Stored entries:
_ _ _ _

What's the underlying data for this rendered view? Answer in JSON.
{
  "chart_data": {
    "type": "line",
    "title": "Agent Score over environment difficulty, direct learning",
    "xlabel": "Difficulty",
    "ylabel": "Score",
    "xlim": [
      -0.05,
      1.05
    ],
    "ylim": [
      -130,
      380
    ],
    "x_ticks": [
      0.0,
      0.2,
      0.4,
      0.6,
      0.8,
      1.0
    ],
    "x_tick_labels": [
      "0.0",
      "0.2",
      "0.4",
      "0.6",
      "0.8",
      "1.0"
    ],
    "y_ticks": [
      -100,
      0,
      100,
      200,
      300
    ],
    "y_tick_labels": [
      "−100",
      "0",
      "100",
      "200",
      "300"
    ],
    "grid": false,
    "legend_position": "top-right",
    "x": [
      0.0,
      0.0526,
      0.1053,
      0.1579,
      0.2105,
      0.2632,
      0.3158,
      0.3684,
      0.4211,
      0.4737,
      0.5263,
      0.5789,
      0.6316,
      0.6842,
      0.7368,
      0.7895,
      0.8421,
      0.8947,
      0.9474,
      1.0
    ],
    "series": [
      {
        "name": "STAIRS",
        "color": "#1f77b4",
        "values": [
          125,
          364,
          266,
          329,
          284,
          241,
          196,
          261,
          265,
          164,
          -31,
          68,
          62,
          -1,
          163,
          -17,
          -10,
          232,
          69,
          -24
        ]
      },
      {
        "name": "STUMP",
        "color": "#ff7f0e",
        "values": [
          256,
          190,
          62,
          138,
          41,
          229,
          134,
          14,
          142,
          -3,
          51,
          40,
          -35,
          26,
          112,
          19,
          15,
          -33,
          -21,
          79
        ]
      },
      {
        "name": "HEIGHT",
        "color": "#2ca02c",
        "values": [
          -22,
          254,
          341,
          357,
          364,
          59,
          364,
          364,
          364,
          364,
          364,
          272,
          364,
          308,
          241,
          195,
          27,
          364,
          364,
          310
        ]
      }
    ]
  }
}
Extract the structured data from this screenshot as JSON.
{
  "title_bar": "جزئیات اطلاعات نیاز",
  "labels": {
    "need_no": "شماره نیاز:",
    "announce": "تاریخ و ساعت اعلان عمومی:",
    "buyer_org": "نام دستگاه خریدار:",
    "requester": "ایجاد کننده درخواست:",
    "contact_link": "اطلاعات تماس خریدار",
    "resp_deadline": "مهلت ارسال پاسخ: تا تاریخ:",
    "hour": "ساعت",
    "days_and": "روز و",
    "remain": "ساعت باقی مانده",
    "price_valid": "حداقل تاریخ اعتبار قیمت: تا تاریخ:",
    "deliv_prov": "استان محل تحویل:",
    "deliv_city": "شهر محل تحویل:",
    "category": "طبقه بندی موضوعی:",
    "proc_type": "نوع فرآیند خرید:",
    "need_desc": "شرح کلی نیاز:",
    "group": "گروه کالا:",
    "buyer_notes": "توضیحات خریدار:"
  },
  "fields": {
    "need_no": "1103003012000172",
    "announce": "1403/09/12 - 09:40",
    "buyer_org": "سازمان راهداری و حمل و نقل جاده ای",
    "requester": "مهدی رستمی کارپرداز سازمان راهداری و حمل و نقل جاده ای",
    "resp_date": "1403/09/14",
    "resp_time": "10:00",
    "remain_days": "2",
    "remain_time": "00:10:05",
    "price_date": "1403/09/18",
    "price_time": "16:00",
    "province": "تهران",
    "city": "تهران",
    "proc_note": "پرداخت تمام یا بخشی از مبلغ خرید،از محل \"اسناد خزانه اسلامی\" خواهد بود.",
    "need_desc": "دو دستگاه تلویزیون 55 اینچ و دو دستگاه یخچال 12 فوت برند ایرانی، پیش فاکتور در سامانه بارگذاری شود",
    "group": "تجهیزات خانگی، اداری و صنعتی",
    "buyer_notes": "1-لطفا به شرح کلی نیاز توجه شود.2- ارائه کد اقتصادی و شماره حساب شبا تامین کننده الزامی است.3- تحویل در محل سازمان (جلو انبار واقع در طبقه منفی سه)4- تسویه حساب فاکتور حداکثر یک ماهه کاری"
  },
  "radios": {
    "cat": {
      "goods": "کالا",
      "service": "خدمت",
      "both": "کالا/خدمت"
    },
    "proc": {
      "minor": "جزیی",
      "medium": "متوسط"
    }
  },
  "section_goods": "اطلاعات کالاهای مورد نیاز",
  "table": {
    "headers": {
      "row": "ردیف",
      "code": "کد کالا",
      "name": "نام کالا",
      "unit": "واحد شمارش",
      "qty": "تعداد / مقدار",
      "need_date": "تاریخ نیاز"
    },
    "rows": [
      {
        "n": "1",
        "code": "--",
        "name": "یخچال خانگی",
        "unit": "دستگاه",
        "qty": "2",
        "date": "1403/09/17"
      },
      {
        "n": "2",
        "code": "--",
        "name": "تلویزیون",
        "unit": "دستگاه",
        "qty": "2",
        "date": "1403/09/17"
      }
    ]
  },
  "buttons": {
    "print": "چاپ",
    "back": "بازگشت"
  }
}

_ _ _ _

PROBLEM TO WORK ON ▸ Scan the listing above and identify each line holding the string "سازمان"; copy every such line.

RESULT OF THIS TASK ▸
    "buyer_org": "سازمان راهداری و حمل و نقل جاده ای",
    "requester": "مهدی رستمی کارپرداز سازمان راهداری و حمل و نقل جاده ای",
    "buyer_notes": "1-لطفا به شرح کلی نیاز توجه شود.2- ارائه کد اقتصادی و شماره حساب شبا تامین کننده الزامی است.3- تحویل در محل سازمان (جلو انبار واقع در طبقه منفی سه)4- تسویه حساب فاکتور حداکثر یک ماهه کاری"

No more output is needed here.